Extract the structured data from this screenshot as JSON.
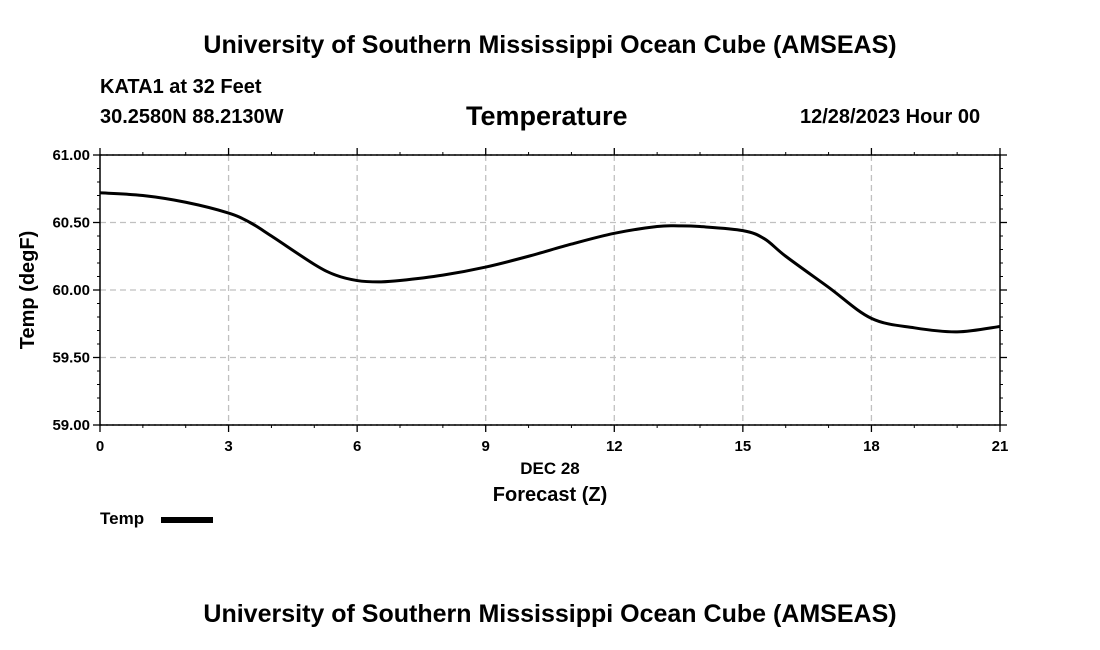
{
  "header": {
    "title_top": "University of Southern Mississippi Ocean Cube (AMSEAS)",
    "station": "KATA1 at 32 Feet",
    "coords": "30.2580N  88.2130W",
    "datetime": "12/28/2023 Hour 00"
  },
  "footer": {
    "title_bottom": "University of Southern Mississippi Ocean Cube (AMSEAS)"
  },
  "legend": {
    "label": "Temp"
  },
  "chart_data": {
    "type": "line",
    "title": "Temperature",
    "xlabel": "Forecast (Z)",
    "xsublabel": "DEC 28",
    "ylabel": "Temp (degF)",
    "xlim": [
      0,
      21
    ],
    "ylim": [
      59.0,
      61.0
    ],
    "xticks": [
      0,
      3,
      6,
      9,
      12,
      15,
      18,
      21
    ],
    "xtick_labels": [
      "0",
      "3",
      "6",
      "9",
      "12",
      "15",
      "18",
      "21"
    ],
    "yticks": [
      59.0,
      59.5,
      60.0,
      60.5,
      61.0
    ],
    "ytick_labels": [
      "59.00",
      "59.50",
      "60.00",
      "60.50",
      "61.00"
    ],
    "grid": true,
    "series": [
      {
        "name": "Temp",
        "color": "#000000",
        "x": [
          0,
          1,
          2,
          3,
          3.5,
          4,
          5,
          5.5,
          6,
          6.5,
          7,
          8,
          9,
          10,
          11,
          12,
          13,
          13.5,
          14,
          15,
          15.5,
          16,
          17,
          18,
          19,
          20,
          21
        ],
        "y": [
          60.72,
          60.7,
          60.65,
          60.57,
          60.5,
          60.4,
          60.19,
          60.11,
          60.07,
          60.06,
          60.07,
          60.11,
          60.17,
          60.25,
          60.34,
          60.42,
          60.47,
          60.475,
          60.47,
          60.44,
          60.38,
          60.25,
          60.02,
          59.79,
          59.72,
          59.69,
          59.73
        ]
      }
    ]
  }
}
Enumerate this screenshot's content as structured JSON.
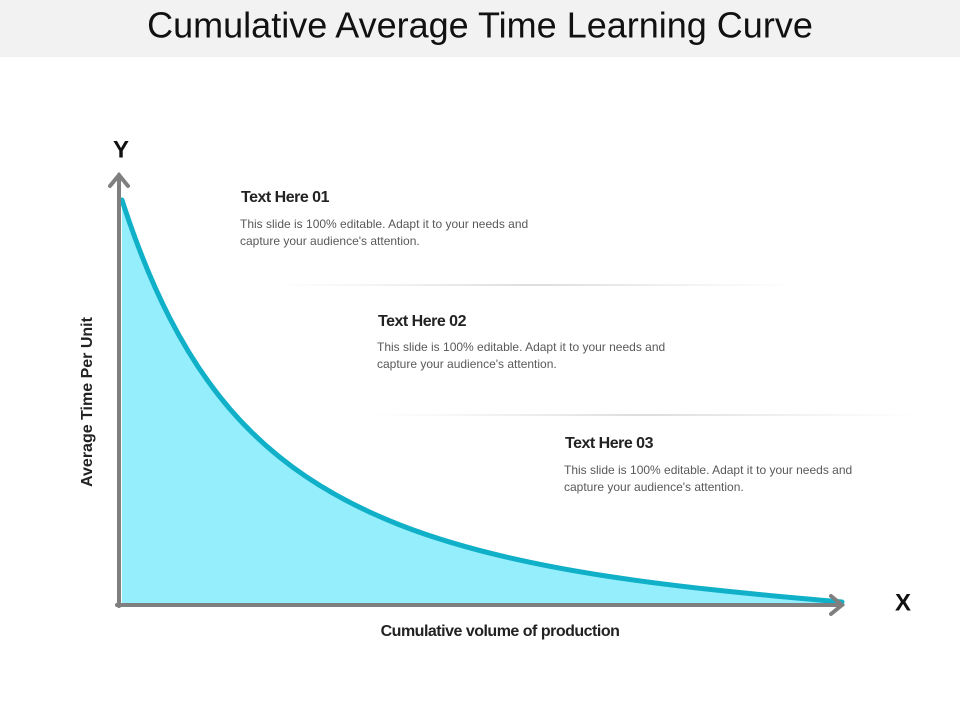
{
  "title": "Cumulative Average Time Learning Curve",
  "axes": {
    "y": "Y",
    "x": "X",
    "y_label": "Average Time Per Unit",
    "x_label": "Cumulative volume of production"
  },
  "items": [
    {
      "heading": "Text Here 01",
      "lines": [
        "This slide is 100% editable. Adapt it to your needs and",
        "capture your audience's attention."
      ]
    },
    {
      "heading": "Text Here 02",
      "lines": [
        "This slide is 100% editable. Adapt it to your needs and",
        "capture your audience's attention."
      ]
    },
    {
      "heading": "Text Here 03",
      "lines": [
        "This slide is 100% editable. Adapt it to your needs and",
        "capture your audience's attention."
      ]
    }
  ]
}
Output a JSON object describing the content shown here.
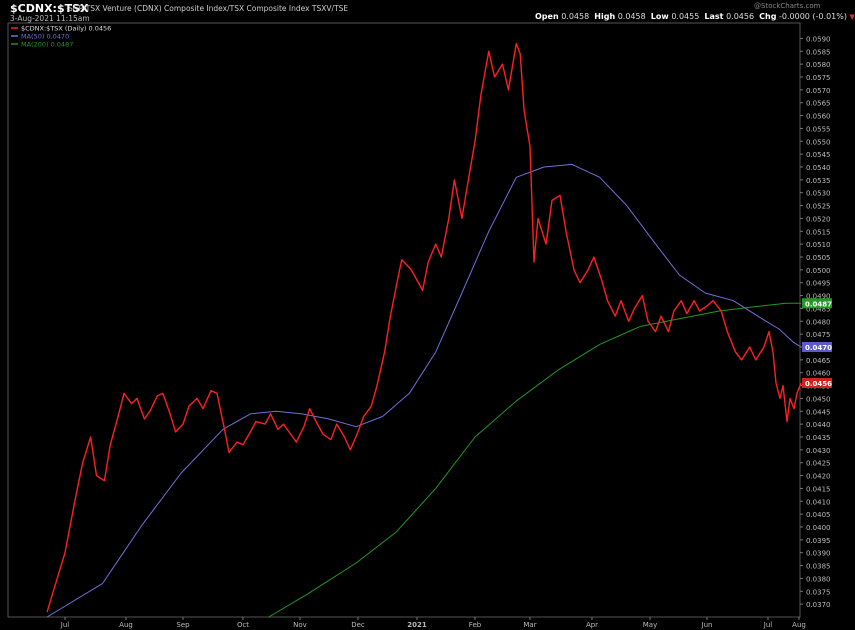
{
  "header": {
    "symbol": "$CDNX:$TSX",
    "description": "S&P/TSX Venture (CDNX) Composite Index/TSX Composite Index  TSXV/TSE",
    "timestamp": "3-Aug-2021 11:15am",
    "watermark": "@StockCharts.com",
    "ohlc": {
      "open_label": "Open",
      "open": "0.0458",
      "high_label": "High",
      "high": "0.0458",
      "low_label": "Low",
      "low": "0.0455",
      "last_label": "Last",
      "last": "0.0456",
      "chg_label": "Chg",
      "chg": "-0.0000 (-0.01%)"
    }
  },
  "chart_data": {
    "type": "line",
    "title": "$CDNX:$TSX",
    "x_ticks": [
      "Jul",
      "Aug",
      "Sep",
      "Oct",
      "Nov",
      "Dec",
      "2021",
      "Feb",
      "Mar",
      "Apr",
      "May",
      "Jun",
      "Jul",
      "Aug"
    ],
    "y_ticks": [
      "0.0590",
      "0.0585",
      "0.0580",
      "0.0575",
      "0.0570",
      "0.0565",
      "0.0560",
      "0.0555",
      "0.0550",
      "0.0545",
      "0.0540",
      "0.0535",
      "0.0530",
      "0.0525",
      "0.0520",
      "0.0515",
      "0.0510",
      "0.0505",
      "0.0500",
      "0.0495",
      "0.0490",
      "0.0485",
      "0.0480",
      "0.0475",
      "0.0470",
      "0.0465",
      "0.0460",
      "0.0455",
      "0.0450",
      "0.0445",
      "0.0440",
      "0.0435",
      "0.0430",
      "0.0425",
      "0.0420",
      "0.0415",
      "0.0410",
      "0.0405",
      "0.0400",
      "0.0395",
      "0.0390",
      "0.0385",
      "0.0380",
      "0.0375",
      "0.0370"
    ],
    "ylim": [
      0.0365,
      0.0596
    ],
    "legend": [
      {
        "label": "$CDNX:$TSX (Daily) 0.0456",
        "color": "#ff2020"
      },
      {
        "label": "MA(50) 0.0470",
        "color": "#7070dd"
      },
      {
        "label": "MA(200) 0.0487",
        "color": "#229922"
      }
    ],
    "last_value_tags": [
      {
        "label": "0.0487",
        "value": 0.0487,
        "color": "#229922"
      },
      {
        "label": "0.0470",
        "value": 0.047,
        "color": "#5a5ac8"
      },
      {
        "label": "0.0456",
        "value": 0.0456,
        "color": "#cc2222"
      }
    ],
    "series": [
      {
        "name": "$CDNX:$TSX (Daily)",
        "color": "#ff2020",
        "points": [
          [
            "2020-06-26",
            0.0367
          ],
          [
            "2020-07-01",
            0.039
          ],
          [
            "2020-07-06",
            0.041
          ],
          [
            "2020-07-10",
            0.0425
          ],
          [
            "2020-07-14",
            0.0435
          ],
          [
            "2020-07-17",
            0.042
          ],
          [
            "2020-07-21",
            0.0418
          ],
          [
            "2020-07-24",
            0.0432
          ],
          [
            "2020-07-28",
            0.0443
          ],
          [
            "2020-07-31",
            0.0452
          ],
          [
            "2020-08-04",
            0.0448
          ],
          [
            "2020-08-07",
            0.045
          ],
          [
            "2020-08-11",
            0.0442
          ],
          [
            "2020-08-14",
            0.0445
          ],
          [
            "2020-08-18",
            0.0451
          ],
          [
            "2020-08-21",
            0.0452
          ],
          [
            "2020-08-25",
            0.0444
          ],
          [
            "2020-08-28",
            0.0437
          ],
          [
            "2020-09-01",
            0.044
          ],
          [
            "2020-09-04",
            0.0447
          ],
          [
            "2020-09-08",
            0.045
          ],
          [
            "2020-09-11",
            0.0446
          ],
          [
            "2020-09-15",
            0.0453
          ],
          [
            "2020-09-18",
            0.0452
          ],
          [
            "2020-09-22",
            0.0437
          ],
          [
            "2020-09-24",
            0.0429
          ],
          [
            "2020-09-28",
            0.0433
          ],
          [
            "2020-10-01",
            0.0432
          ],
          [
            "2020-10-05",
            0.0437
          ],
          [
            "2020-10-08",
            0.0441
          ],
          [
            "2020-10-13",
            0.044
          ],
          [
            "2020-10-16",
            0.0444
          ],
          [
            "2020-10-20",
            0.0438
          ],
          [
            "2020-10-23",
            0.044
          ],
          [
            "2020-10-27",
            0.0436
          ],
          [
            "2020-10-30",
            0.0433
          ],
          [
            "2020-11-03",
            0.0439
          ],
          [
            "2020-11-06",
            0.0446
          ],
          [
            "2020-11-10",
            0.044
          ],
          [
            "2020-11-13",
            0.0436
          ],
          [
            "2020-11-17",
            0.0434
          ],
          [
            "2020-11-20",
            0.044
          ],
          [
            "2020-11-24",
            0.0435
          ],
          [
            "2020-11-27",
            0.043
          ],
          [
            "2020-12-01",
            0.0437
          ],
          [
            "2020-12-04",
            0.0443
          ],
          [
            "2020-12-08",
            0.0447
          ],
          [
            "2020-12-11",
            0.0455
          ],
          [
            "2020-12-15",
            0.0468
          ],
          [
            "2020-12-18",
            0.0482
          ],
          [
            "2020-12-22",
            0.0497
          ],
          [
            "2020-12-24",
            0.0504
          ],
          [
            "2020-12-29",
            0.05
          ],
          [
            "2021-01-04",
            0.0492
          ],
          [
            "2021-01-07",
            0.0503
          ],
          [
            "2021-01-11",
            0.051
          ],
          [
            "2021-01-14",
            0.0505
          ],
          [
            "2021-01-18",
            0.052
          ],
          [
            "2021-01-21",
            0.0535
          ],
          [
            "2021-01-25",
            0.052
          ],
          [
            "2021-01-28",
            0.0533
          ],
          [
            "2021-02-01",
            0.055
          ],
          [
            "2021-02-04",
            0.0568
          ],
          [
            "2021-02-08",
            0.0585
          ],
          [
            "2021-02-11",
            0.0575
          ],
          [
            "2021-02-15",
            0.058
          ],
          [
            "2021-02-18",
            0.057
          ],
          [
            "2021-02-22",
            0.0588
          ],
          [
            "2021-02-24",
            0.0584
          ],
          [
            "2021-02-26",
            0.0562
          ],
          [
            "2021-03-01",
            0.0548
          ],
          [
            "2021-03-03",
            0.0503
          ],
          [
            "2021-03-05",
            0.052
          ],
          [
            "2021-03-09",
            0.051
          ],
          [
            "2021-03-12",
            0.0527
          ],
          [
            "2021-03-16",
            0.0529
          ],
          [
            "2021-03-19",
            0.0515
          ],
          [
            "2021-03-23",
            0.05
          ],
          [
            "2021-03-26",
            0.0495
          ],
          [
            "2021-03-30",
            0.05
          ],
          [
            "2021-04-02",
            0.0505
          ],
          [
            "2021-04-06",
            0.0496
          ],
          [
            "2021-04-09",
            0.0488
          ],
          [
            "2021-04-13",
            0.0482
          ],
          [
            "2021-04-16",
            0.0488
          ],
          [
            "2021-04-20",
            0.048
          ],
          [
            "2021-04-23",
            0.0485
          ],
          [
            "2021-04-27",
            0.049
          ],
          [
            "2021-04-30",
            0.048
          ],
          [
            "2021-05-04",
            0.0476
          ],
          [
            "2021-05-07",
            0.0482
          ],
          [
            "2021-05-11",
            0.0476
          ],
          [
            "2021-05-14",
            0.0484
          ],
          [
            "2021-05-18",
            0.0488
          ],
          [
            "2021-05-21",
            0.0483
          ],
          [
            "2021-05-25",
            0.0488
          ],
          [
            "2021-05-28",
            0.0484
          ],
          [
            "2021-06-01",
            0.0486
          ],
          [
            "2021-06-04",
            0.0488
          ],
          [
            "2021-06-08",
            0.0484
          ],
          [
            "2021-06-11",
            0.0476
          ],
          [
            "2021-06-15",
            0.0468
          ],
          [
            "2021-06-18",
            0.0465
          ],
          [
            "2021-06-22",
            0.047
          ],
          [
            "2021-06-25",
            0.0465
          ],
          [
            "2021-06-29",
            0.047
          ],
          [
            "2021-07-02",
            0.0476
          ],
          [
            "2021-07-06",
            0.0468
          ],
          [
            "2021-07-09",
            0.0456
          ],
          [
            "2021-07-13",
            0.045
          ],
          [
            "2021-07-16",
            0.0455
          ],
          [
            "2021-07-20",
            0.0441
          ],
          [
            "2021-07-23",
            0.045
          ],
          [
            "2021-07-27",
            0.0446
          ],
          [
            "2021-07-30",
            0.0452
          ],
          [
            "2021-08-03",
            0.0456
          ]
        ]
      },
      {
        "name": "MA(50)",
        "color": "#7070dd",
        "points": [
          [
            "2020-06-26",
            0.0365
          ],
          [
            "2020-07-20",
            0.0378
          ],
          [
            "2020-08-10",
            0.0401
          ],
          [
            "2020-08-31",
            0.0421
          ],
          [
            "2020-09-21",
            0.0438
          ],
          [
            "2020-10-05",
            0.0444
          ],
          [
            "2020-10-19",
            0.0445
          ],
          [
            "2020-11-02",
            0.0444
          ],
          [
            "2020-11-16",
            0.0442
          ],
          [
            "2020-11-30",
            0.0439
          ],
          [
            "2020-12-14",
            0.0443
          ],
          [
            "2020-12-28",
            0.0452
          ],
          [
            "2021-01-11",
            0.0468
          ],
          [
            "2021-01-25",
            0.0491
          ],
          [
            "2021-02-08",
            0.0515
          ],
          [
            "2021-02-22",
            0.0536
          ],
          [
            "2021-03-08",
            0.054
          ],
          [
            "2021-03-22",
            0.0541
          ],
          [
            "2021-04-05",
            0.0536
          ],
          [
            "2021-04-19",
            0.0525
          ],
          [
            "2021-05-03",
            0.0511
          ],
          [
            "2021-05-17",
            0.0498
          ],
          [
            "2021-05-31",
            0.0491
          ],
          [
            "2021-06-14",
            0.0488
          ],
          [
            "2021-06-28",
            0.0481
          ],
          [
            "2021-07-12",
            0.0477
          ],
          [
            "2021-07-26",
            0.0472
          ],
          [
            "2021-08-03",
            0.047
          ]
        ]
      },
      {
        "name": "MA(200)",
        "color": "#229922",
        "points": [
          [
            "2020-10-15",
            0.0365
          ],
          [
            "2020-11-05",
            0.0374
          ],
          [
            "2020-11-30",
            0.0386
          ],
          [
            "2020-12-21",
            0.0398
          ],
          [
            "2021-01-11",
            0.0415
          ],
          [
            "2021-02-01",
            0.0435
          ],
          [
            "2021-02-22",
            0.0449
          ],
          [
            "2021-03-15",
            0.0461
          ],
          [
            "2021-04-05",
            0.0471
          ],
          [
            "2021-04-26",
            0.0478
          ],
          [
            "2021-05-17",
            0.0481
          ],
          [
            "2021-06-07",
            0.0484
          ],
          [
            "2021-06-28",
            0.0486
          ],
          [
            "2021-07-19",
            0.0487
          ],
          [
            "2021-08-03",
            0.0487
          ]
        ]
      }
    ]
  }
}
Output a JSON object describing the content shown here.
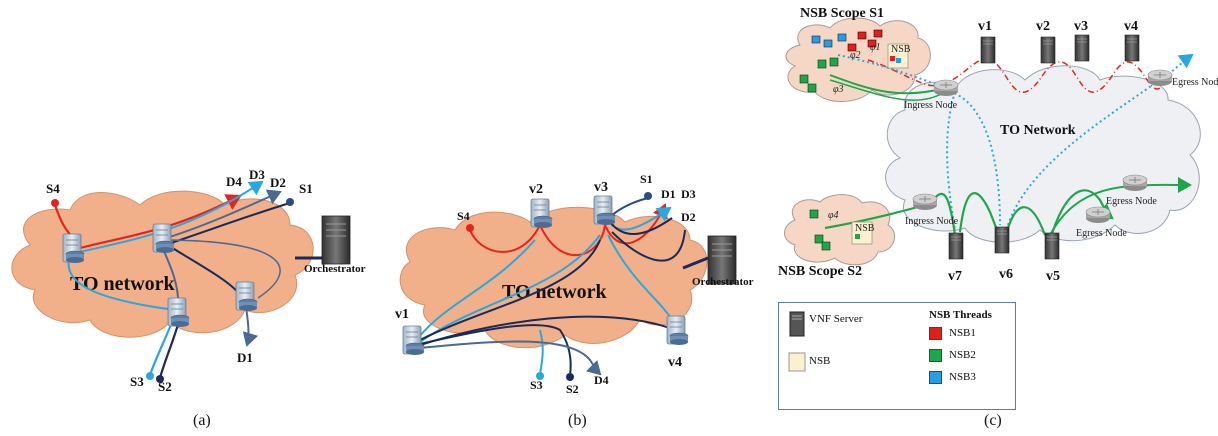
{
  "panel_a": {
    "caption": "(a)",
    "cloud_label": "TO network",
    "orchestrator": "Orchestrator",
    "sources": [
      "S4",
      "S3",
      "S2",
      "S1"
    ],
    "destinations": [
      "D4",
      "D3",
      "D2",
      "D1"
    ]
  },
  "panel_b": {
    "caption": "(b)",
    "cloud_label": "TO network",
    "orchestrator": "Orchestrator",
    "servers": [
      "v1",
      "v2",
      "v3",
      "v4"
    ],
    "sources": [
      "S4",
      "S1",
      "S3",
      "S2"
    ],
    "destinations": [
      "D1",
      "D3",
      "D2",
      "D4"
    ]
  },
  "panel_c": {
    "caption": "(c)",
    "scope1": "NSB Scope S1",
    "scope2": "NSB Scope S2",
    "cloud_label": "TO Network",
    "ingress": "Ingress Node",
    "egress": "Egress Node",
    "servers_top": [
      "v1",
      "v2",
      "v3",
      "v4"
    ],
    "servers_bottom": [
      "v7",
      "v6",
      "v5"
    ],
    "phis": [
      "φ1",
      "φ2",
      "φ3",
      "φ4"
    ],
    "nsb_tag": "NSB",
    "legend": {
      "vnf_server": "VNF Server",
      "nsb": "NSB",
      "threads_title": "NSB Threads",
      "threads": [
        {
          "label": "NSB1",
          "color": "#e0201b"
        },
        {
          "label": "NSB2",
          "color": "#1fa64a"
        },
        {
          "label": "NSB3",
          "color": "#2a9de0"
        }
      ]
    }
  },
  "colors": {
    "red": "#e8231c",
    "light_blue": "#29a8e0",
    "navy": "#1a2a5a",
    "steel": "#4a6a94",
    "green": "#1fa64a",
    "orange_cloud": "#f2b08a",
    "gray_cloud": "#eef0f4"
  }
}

- [TASK STATEMENT]:
Collect the lines of the data that carry the word "Southern".

- [EXPECTED ANSWER]:
    "title_top": "University of Southern Mississippi Ocean Cube (AMSEAS)",
    "title_bottom": "University of Southern Mississippi Ocean Cube (AMSEAS)"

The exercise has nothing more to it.